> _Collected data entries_
###
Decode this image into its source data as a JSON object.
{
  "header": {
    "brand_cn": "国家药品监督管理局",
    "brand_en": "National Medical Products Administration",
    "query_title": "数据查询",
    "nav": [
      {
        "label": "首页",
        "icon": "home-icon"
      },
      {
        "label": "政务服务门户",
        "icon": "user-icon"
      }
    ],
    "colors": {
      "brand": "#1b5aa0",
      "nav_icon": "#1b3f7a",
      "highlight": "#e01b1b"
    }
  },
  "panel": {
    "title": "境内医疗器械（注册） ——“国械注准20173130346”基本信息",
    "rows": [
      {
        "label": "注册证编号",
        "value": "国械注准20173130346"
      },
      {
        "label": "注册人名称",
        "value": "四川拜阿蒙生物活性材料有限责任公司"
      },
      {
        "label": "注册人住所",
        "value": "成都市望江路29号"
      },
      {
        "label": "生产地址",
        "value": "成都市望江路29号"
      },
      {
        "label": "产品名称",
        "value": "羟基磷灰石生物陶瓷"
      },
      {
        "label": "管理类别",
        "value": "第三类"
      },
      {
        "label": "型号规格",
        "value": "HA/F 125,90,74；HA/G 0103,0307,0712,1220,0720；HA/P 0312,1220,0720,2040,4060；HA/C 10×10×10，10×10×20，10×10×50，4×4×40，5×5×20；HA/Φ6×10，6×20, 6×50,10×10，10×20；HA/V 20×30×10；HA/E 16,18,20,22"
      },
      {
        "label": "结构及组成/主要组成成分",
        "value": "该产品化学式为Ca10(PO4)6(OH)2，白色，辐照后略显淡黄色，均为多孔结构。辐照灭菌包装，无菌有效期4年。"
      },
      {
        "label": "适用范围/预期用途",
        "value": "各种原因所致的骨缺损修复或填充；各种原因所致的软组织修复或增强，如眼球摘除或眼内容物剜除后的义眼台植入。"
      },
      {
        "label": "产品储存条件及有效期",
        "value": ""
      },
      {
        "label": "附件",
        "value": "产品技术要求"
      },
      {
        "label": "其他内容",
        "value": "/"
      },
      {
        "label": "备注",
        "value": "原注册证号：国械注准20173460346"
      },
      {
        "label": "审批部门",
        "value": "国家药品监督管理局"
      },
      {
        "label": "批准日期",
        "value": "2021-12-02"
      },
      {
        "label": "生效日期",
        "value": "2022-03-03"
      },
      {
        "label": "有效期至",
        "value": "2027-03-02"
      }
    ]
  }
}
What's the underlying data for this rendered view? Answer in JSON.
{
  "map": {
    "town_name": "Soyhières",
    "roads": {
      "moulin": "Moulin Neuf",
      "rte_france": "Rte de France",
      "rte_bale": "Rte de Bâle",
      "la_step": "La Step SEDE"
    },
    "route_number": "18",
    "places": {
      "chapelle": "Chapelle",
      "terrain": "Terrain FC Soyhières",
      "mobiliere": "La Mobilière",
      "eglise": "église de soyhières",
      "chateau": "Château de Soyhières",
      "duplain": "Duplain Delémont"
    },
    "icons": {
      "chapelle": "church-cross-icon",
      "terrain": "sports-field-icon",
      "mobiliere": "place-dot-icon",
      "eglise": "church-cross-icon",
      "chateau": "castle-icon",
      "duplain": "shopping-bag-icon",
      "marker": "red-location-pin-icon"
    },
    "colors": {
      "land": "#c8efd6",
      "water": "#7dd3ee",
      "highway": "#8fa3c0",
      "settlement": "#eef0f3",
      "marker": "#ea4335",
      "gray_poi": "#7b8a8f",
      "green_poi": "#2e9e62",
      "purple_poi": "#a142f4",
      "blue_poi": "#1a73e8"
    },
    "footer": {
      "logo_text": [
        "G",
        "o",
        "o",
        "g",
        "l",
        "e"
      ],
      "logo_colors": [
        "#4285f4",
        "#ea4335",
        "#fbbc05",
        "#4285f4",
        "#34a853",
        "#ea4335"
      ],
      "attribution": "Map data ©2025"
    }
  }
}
###
> _YOUR GOAL_
Using the data above, reproduce every line exactly.

> _PROBLEM SOLUTION_
Decode this image into its source data as a JSON object.
{
  "header": {
    "brand_cn": "国家药品监督管理局",
    "brand_en": "National Medical Products Administration",
    "query_title": "数据查询",
    "nav": [
      {
        "label": "首页",
        "icon": "home-icon"
      },
      {
        "label": "政务服务门户",
        "icon": "user-icon"
      }
    ],
    "colors": {
      "brand": "#1b5aa0",
      "nav_icon": "#1b3f7a",
      "highlight": "#e01b1b"
    }
  },
  "panel": {
    "title": "境内医疗器械（注册） ——“国械注准20173130346”基本信息",
    "rows": [
      {
        "label": "注册证编号",
        "value": "国械注准20173130346"
      },
      {
        "label": "注册人名称",
        "value": "四川拜阿蒙生物活性材料有限责任公司"
      },
      {
        "label": "注册人住所",
        "value": "成都市望江路29号"
      },
      {
        "label": "生产地址",
        "value": "成都市望江路29号"
      },
      {
        "label": "产品名称",
        "value": "羟基磷灰石生物陶瓷"
      },
      {
        "label": "管理类别",
        "value": "第三类"
      },
      {
        "label": "型号规格",
        "value": "HA/F 125,90,74；HA/G 0103,0307,0712,1220,0720；HA/P 0312,1220,0720,2040,4060；HA/C 10×10×10，10×10×20，10×10×50，4×4×40，5×5×20；HA/Φ6×10，6×20, 6×50,10×10，10×20；HA/V 20×30×10；HA/E 16,18,20,22"
      },
      {
        "label": "结构及组成/主要组成成分",
        "value": "该产品化学式为Ca10(PO4)6(OH)2，白色，辐照后略显淡黄色，均为多孔结构。辐照灭菌包装，无菌有效期4年。"
      },
      {
        "label": "适用范围/预期用途",
        "value": "各种原因所致的骨缺损修复或填充；各种原因所致的软组织修复或增强，如眼球摘除或眼内容物剜除后的义眼台植入。"
      },
      {
        "label": "产品储存条件及有效期",
        "value": ""
      },
      {
        "label": "附件",
        "value": "产品技术要求"
      },
      {
        "label": "其他内容",
        "value": "/"
      },
      {
        "label": "备注",
        "value": "原注册证号：国械注准20173460346"
      },
      {
        "label": "审批部门",
        "value": "国家药品监督管理局"
      },
      {
        "label": "批准日期",
        "value": "2021-12-02"
      },
      {
        "label": "生效日期",
        "value": "2022-03-03"
      },
      {
        "label": "有效期至",
        "value": "2027-03-02"
      }
    ]
  }
}
What's the underlying data for this rendered view? Answer in JSON.
{
  "map": {
    "town_name": "Soyhières",
    "roads": {
      "moulin": "Moulin Neuf",
      "rte_france": "Rte de France",
      "rte_bale": "Rte de Bâle",
      "la_step": "La Step SEDE"
    },
    "route_number": "18",
    "places": {
      "chapelle": "Chapelle",
      "terrain": "Terrain FC Soyhières",
      "mobiliere": "La Mobilière",
      "eglise": "église de soyhières",
      "chateau": "Château de Soyhières",
      "duplain": "Duplain Delémont"
    },
    "icons": {
      "chapelle": "church-cross-icon",
      "terrain": "sports-field-icon",
      "mobiliere": "place-dot-icon",
      "eglise": "church-cross-icon",
      "chateau": "castle-icon",
      "duplain": "shopping-bag-icon",
      "marker": "red-location-pin-icon"
    },
    "colors": {
      "land": "#c8efd6",
      "water": "#7dd3ee",
      "highway": "#8fa3c0",
      "settlement": "#eef0f3",
      "marker": "#ea4335",
      "gray_poi": "#7b8a8f",
      "green_poi": "#2e9e62",
      "purple_poi": "#a142f4",
      "blue_poi": "#1a73e8"
    },
    "footer": {
      "logo_text": [
        "G",
        "o",
        "o",
        "g",
        "l",
        "e"
      ],
      "logo_colors": [
        "#4285f4",
        "#ea4335",
        "#fbbc05",
        "#4285f4",
        "#34a853",
        "#ea4335"
      ],
      "attribution": "Map data ©2025"
    }
  }
}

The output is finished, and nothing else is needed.